(Dataset rows about figures)
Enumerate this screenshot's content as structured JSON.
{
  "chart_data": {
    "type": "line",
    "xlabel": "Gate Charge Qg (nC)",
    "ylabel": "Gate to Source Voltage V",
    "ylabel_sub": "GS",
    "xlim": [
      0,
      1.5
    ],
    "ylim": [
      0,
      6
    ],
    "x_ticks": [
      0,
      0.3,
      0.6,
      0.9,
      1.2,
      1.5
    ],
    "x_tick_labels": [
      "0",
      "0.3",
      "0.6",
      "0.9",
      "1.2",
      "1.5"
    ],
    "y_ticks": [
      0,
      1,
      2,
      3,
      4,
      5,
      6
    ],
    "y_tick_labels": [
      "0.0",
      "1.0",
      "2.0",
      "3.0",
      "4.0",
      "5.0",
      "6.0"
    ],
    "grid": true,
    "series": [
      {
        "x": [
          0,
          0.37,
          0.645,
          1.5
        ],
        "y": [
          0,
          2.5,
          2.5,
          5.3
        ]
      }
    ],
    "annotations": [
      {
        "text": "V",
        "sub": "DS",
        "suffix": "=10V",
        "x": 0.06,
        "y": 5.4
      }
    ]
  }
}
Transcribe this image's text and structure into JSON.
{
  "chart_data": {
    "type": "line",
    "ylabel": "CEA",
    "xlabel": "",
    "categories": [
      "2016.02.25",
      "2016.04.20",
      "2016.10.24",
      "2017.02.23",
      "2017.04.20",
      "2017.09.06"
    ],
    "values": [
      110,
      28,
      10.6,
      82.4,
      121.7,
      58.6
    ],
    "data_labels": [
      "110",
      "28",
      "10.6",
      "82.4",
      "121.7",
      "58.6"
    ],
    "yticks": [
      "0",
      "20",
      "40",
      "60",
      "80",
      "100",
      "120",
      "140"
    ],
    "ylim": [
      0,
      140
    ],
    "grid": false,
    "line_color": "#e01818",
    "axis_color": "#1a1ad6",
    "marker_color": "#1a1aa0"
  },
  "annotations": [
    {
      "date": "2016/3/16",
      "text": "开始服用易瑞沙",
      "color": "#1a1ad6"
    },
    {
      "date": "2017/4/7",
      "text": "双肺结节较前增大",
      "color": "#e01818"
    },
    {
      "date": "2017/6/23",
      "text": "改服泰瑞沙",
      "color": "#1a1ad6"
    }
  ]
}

● **STATED EXERCISE**: Pull every line containing the word "text" out of the entries above.

● **RESULT OF THE EXERCISE**:
        "text": "V",
Transcribe this image's text and structure into JSON.
      "text": "开始服用易瑞沙",
      "text": "双肺结节较前增大",
      "text": "改服泰瑞沙",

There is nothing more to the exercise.